■ **Set of tasks**
(A) Repeat the stretch of the Freescale board-design discussion from "I'm working on" through "to build boards.", word for word.
(B) Pick up the Freescale board-design discussion after its final sentence and continue writing it.

■ **Text block**
They also have extensive design documentation. Public datasheets, Hardware Development Guide, Processor Reference Manual and so on [5]. I've also discovered getting prototypes assembled in china is cheaper than I expected [6] - a few hundred rather than a few thousand dollars.

My provisional plan is to read all that freescale documentation, take one of the freescale board reference designs, then to basically produce a cut down version mostly by deleting components I'm not fussed about, then to get that made and see if it works.

That's my plan - whether it will work or be possible for the amount of money I have not remains to be seen :) and needless to say if an expert comes along to reply to you, maybe they'd have feedback for me too :)

[1] http://andrew.huang.usesthis.com/ [2] http://www.ema-eda.com/Products/CadenceOrCAD/OrCADPCBDesigne... [3] http://www.altium.com/files/pdfs/altium%20designer%202013%20... Altium is one popular choice; another is Cadence Orcad. [4] http://www.freescale.com/SABRESDB [5] http://www.freescale.com/webapp/sps/site/prod_summary.jsp?co... [6] http://www.7pcbassembly.com/PCB-assembly-price.php


I'm working on a project right now that started pretty much the way you described. We took Freescale's SABRE SD schematics and DNIed the stuff that wasn't necessary.

I will say that I like working with Freescale's reference material better than, say, TI's OMAP and AM series. Of course I work for a larger company that has easy access to their FAEs, but at least they have an online forum where you can get answers...sometimes.

You've sniffed out one big problem with the Cadence Orcad layout. Freescale recommends you just cut-and-paste the DDR3 lines directly from their layout. Partially because the timing is so hard to get right and partially because they don't have the bandwidth to help you debug your board layout. So that's probably the biggest hurdle in layout. TI went a different way with package-on-package RAM mounting, but that's another set of headaches when it's time to build boards.

Another nice part is that you can get working boards today if you want them. I'm a big fan of Boundary Devices (http://www.boundarydevices.com), you can get a SABRE-based board for $99. Pick up the kernel patches from FSL and you can have your own system building and running in an afternoon.

The i.MX6 is also a nice evolution of their SoC family, especially now that you can opt out of their power-management IC. But that means a bit more schematic and layout work if you choose to go that route. I'd leave the PMIC in, you also get some nice additional features if you use it.

■ **Material provided**
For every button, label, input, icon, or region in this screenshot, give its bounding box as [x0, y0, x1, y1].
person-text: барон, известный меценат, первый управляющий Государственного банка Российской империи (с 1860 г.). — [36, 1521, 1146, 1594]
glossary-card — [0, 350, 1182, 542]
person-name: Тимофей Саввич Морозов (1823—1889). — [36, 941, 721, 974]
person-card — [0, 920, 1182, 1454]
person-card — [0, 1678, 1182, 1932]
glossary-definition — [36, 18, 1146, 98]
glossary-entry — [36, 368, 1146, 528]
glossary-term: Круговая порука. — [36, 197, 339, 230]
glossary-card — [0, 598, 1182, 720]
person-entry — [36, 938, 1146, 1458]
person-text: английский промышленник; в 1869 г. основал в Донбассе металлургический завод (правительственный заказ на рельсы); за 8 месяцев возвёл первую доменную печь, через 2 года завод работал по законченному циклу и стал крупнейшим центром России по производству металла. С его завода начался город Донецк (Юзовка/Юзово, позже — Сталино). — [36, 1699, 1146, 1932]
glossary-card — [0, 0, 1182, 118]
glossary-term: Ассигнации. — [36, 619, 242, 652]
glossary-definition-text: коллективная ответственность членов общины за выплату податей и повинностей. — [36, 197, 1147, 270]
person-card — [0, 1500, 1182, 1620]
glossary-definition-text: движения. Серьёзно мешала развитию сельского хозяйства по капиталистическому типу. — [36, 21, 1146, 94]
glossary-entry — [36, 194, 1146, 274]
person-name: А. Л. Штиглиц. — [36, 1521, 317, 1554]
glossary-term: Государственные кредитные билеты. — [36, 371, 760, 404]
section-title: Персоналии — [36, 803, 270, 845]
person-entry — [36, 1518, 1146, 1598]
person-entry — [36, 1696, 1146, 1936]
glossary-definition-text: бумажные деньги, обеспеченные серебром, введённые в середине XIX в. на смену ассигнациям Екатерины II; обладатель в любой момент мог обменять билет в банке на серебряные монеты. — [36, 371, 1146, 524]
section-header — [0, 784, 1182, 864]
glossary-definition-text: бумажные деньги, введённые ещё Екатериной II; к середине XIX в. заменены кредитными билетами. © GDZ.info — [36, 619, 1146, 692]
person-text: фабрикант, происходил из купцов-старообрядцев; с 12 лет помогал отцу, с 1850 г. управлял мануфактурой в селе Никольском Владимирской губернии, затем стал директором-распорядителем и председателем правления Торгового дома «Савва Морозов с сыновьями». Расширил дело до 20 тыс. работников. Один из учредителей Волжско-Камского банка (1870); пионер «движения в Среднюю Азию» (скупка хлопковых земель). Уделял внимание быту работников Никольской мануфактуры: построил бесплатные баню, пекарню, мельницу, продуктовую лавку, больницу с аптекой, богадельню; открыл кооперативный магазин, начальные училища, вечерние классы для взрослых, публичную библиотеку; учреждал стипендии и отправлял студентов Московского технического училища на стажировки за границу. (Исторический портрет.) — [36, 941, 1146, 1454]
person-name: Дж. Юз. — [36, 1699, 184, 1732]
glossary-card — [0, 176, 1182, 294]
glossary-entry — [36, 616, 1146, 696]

■ **Written responses**
(A)
I'm working on a project right now that started pretty much the way you described. We took Freescale's SABRE SD schematics and DNIed the stuff that wasn't necessary.

I will say that I like working with Freescale's reference material better than, say, TI's OMAP and AM series. Of course I work for a larger company that has easy access to their FAEs, but at least they have an online forum where you can get answers...sometimes.

You've sniffed out one big problem with the Cadence Orcad layout. Freescale recommends you just cut-and-paste the DDR3 lines directly from their layout. Partially because the timing is so hard to get right and partially because they don't have the bandwidth to help you debug your board layout. So that's probably the biggest hurdle in layout. TI went a different way with package-on-package RAM mounting, but that's another set of headaches when it's time to build boards.

(B)
Freescale's documentation was fantastic. TI's was mostly good, except for whole areas they left out.

Marvell . . . hoo boy. Let's just say that everyone telling us "If you go with Marvell, you're in for a ride" was correct. Just enough detail to get you into trouble. Cheap, though. . . . :-)


Yeah thankfully I never got that far with Marvell. We had their eval platform while also looking at the iMX (well, we just bought a Nitrogen from Boundary. Much easier).

The Marvell platform was just a trainwreck. Even simple questions were met with blank stares.


We had to talk to the actual chip designers to get questions answered. After weeks of asking stuff that just got echo-chambered back.

Us: "We want to know the delay period between freezing the timer and reading it. The documentation says 'three clocks', but we have strong evidence this is not accurate."

Marvell: "We are happy to help with your question. You need to wait three clock cycles."

Us: "That doesn't work. (insert mountain of evidence here)."

Marvell: "Let us get back to you."

(much later)

Us: "Remember that question about the clock register?"

Marvell: "What question?"

(repeat above, several times)

Much later, we get a phone session together.

Obviously new Marvell chip designer: "It says three clock cycles here."

Us: (lots more evidence that that is not the case)

Slightly terrified (but still new) Marvell chip designer: "Let us get back to you."

(much, much later ...)

Marvell Chip designer, who clearly has his act together, but designed the circuit four years ago and can't remember, so he digs into the design files: "Oh yeah. Three clocks, but they're internal, so you can't see them. Use this clock over /here/ and write this, then read that, and you should be good."

Repeat for each major chip feature, and don't get me started on DRAM controllers or USB PHY registers.


Wow, that's pretty bad. I've never had to go that deep with a chip manufacturer. Then again I've been using Motorola/Freescale for 30 years...


I just had an interview with bunnie about open hardware, hardware hacker and what projects he is doing recently, he share a lot of deep thoughts. http://www.bunniestudios.com/blog/?p=3234


Thank you so much for posting - very insightful interview. I know HN doesn't really approve of "me too"-comments -- but this really deserves being submitted as a story on its own.

(I've become more than a little discouraged from my few submissions that have sunk through the front page like a stone -- so I'll just leave this comment here :-)

edit: Be sure to also read the linked "interview that focuses on one of my recent failures.":

http://makezine.com/2012/04/30/makes-exclusive-interview-wit...


If you read bunnies post carefully, this probably isn't the open laptop that most people are hoping for. It's tailor made for an EE that does a lot of high speed digital work and wants an open laptop. RTFM indeed!


Since a few people on this thread are talking about wanting to do board design without prior EE experience I decided to top-post this rather than post individual replies.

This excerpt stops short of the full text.